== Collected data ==
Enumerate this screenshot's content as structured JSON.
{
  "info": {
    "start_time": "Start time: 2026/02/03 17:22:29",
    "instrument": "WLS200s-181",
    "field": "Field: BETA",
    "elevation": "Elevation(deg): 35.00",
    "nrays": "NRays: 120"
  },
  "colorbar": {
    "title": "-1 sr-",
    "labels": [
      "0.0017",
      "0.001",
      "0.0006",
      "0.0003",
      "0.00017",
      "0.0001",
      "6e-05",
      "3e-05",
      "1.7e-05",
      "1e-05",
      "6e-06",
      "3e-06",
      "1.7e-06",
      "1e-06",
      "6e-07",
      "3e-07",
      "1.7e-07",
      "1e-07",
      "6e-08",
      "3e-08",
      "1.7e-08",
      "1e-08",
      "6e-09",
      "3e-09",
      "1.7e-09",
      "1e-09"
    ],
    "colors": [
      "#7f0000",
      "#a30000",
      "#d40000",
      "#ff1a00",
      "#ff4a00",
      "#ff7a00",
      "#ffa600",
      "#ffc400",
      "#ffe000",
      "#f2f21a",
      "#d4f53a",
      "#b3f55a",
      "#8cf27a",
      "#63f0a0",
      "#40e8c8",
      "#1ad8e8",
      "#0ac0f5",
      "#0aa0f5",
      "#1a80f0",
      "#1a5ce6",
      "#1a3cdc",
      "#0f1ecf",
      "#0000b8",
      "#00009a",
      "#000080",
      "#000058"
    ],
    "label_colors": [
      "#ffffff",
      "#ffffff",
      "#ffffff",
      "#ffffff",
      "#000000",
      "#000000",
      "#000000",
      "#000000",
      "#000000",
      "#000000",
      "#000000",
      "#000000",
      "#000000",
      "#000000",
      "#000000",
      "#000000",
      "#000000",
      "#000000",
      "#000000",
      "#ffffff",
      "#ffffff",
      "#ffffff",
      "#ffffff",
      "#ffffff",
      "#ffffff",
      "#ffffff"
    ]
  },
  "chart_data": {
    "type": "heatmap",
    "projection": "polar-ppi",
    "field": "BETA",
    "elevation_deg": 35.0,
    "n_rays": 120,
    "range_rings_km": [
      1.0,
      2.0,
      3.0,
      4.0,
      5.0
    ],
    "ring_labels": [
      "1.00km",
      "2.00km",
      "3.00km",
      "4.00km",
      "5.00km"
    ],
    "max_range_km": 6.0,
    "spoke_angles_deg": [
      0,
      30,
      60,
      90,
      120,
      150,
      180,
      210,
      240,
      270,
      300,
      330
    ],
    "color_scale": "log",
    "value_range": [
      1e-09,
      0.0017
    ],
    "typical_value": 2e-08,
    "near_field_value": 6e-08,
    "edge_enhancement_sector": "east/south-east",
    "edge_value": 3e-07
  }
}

== Task statement ==
Copy all data exactly, start to finish.

== Solution to the exercise ==
Enumerate this screenshot's content as structured JSON.
{
  "info": {
    "start_time": "Start time: 2026/02/03 17:22:29",
    "instrument": "WLS200s-181",
    "field": "Field: BETA",
    "elevation": "Elevation(deg): 35.00",
    "nrays": "NRays: 120"
  },
  "colorbar": {
    "title": "-1 sr-",
    "labels": [
      "0.0017",
      "0.001",
      "0.0006",
      "0.0003",
      "0.00017",
      "0.0001",
      "6e-05",
      "3e-05",
      "1.7e-05",
      "1e-05",
      "6e-06",
      "3e-06",
      "1.7e-06",
      "1e-06",
      "6e-07",
      "3e-07",
      "1.7e-07",
      "1e-07",
      "6e-08",
      "3e-08",
      "1.7e-08",
      "1e-08",
      "6e-09",
      "3e-09",
      "1.7e-09",
      "1e-09"
    ],
    "colors": [
      "#7f0000",
      "#a30000",
      "#d40000",
      "#ff1a00",
      "#ff4a00",
      "#ff7a00",
      "#ffa600",
      "#ffc400",
      "#ffe000",
      "#f2f21a",
      "#d4f53a",
      "#b3f55a",
      "#8cf27a",
      "#63f0a0",
      "#40e8c8",
      "#1ad8e8",
      "#0ac0f5",
      "#0aa0f5",
      "#1a80f0",
      "#1a5ce6",
      "#1a3cdc",
      "#0f1ecf",
      "#0000b8",
      "#00009a",
      "#000080",
      "#000058"
    ],
    "label_colors": [
      "#ffffff",
      "#ffffff",
      "#ffffff",
      "#ffffff",
      "#000000",
      "#000000",
      "#000000",
      "#000000",
      "#000000",
      "#000000",
      "#000000",
      "#000000",
      "#000000",
      "#000000",
      "#000000",
      "#000000",
      "#000000",
      "#000000",
      "#000000",
      "#ffffff",
      "#ffffff",
      "#ffffff",
      "#ffffff",
      "#ffffff",
      "#ffffff",
      "#ffffff"
    ]
  },
  "chart_data": {
    "type": "heatmap",
    "projection": "polar-ppi",
    "field": "BETA",
    "elevation_deg": 35.0,
    "n_rays": 120,
    "range_rings_km": [
      1.0,
      2.0,
      3.0,
      4.0,
      5.0
    ],
    "ring_labels": [
      "1.00km",
      "2.00km",
      "3.00km",
      "4.00km",
      "5.00km"
    ],
    "max_range_km": 6.0,
    "spoke_angles_deg": [
      0,
      30,
      60,
      90,
      120,
      150,
      180,
      210,
      240,
      270,
      300,
      330
    ],
    "color_scale": "log",
    "value_range": [
      1e-09,
      0.0017
    ],
    "typical_value": 2e-08,
    "near_field_value": 6e-08,
    "edge_enhancement_sector": "east/south-east",
    "edge_value": 3e-07
  }
}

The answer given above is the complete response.